*** SUPPLIED TEXT ***

Orszag praised Baucus’s $856 billion proposal, saying it “definitely” shows that “you can devise a health-reform bill that significantly expands coverage while doing so in a way that is not only deficit-neutral” but “deficit-reducing.”

Baucus’s plan would extend health care to most of the 46 million people who lack insurance and provide federal subsidies to help individuals buy coverage. About 25 million individuals would purchase insurance through exchanges, while Medicaid enrollment would grow by 11 million, according to the nonpartisan Congressional Budget Office.

Orszag signaled the administration doesn’t consider a government-run insurance program essential to the legislation. He suggested it would be sufficient to either create nonprofit insurance-purchasing cooperatives or set “triggers” to activate a public option if needed to cut costs.

More Competition

“The goal here is just to introduce more competition where competition is inadequate,” Orszag said. “Either one could work.”

Three House committees and one Senate panel already have approved health-care legislation. Baucus spent months trying to achieve a bipartisan compromise before releasing his plan without Republican backing on Sept. 16.

Obama has said he could accept a package of about $900 billion over 10 years. Orszag said he’s “confident” the Senate will pass a bill that’s “at least neutral” to the deficit.

Working today to defuse criticisms of his plan, Baucus agreed to shield some retirees and union workers in “high- risk” industries such as coal mining and firefighting from a tax on “Cadillac” insurance plans.

In Baucus’s original plan, he proposed a 35 percent excise tax on plans valued at $8,000 for individuals and $21,000 for family coverage. The tax is aimed helping cover costs of changes in the health-care system.

Cadillac Plans

The higher threshold for taxing Cadillac plans “is very modestly positive” for managed-care plans, said Matt Perry, a senior analyst at Wells Fargo Securities LLC in New York, in a note.

The new Baucus proposal reducing the penalty for not having insurance is “negative,” said Perry, who researches more than a dozen companies, including Minnetonka, Minnesota- based UnitedHealth Group Inc. and Indianapolis-based WellPoint Inc., the two largest U.S. health insurers.

The new formula for taxing Cadillac plans, keyed to the inflation rate with 1 percentage point added, means fewer plans will cross into the taxable range each year than under the original Baucus formula, which relied just on the consumer price index, Perry said.

The revision lifts the threshold for retirees and employees in high-risk industries to $8,750 for individual coverage and $23,000 for family coverage.

*** End of SUPPLIED TEXT ***
*** RECORD EXTRACTS ***

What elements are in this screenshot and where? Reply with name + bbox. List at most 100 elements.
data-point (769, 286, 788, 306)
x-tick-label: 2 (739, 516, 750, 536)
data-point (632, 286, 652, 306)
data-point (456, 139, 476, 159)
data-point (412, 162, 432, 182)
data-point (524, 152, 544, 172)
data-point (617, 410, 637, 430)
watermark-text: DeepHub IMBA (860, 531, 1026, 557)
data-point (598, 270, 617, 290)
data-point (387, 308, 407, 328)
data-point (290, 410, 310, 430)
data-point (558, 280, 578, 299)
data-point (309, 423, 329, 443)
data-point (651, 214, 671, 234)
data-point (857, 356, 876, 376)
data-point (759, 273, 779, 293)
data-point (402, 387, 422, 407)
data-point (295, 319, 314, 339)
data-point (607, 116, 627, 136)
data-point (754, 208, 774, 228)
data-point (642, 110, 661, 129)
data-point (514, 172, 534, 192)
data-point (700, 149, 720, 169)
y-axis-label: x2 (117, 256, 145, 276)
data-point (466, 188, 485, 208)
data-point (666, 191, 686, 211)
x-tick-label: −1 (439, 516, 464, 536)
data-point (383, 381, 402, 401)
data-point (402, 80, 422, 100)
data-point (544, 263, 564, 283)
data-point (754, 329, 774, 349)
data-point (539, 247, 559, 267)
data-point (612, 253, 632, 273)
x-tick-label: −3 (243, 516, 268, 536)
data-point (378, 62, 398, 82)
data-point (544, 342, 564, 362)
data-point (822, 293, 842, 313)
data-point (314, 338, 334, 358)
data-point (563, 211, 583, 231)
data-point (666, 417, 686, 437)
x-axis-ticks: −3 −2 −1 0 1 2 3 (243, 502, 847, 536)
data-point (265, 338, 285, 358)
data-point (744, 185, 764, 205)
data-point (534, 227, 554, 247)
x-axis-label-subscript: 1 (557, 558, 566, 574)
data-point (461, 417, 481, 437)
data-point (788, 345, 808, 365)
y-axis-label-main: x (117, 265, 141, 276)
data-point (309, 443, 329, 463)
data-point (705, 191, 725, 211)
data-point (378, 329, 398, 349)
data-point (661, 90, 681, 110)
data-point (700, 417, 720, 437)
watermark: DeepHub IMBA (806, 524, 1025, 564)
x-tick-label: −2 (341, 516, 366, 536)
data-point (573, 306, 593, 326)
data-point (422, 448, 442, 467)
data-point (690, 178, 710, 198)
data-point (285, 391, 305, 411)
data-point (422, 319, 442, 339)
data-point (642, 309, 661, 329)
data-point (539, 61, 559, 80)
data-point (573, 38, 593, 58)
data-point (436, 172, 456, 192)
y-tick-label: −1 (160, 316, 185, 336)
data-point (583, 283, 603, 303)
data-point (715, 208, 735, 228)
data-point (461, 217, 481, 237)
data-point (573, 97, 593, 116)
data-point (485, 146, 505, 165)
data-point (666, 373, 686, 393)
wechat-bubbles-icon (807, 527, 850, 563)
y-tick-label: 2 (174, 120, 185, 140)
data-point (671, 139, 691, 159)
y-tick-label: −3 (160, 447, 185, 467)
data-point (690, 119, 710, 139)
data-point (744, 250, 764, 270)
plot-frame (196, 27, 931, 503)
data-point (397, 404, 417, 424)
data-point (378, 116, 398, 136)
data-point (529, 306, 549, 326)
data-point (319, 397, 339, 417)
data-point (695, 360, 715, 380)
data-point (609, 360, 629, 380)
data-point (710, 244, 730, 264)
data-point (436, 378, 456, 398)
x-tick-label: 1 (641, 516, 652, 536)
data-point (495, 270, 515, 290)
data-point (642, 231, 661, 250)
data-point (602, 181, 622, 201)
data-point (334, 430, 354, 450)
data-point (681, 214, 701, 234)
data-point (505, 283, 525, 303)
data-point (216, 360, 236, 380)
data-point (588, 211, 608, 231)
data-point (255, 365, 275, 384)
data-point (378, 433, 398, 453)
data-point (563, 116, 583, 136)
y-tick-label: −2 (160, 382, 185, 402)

*** End of RECORD EXTRACTS ***

WORK INSTRUCTION 1:
Using the article on the Baucus health plan, decide whether each statement agrees with it: (a) Medicaid enrollment would rise by 11 million under the plan; (b) Baucus released his plan with Republican support; (c) the original plan set a 40 percent excise tax on Cadillac plans. Answer yes or no for each and quote the words that settle it.
WORK INSTRUCTION 2:
List every person named in the article on the Baucus health plan.

WRITTEN REPLY 1:
(a) Yes: "Medicaid enrollment would grow by 11 million, according to the nonpartisan Congressional Budget Office."
(b) No: "releasing his plan without Republican backing on Sept. 16."
(c) No: "he proposed a 35 percent excise tax on plans valued at $8,000 for individuals and $21,000 for family coverage."

WRITTEN REPLY 2:
Orszag
Baucus
Obama
Matt Perry